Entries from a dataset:
◆ ◆ ◆ ◆

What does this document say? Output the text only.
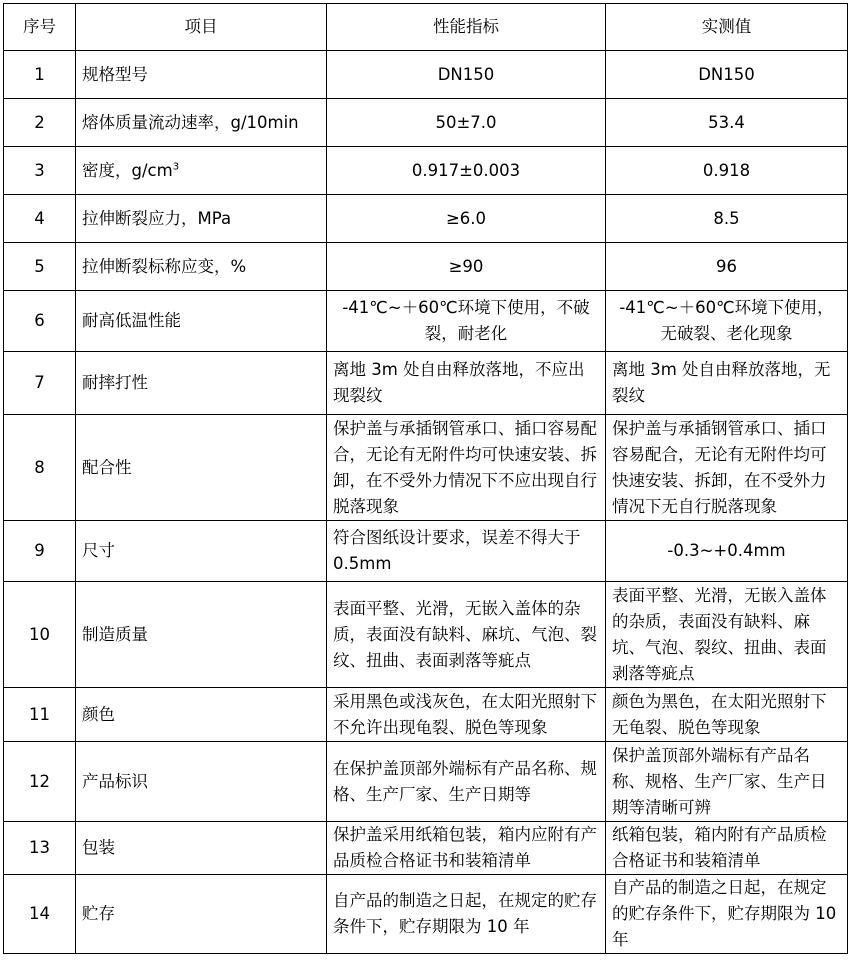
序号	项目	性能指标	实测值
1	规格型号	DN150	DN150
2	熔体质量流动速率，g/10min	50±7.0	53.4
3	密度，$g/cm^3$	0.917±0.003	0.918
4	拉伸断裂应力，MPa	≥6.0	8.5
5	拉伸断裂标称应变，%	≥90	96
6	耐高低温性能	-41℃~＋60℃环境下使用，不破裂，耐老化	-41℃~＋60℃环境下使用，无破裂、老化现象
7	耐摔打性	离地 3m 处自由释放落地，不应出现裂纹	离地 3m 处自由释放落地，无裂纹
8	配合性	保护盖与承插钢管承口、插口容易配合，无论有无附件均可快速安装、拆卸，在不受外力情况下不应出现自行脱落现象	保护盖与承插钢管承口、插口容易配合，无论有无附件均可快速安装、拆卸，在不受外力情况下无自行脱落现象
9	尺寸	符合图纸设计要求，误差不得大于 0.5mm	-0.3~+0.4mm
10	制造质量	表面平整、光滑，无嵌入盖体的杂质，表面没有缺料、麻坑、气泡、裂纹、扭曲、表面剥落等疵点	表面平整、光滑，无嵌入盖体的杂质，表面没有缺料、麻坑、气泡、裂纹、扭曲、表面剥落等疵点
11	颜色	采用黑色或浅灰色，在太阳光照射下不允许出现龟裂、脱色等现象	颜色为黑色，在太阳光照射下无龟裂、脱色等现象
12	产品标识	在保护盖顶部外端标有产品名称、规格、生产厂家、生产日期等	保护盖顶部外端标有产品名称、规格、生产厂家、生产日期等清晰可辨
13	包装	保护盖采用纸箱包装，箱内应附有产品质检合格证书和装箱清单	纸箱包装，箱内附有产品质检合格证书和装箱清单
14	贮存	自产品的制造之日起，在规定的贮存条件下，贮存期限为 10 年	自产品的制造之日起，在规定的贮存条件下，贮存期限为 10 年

◆ ◆ ◆ ◆

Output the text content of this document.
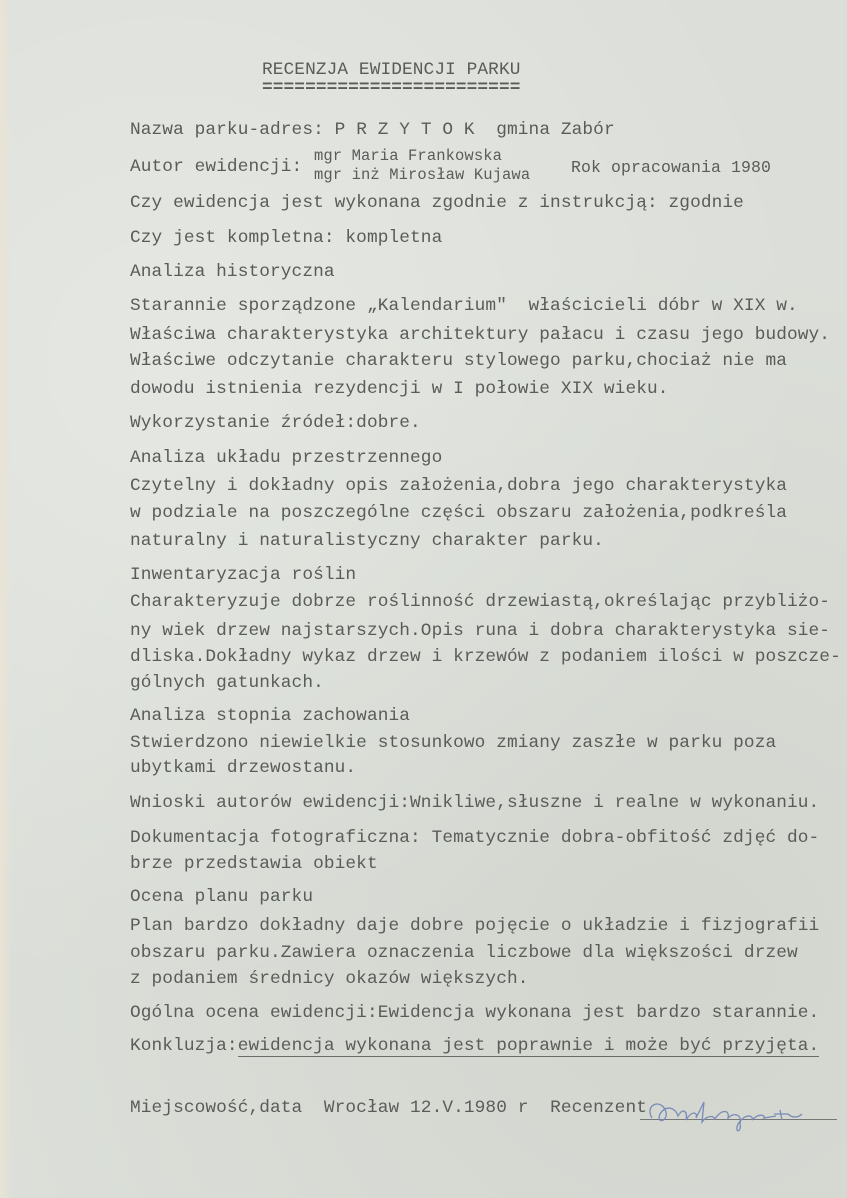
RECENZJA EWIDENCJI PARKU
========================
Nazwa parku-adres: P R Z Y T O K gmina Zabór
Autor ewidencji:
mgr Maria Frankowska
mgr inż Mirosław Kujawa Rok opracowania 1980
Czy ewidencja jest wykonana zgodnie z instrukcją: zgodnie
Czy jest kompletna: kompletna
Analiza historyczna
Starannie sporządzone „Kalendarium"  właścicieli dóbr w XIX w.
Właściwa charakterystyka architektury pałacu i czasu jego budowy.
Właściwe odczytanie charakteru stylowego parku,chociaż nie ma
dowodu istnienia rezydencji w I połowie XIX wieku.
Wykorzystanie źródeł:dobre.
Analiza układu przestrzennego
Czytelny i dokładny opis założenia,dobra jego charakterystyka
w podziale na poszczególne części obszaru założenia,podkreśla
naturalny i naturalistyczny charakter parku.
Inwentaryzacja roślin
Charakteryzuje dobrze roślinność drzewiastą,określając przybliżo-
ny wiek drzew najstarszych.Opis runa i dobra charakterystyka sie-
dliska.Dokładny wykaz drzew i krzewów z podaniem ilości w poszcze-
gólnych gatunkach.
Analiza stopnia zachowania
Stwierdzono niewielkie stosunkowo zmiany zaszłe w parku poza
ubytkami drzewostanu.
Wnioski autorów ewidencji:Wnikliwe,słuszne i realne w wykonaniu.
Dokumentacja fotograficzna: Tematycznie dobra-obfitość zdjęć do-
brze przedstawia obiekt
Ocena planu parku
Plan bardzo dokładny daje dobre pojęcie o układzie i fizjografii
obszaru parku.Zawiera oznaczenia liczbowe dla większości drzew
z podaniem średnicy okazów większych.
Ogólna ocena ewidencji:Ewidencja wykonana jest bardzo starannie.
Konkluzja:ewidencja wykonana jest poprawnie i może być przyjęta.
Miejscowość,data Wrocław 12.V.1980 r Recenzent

◆ ◆ ◆ ◆

*What the task requires*: Copy out all lines from the material above that contain the string "Analiza".

*Output of the task*:
Analiza historyczna
Analiza układu przestrzennego
Analiza stopnia zachowania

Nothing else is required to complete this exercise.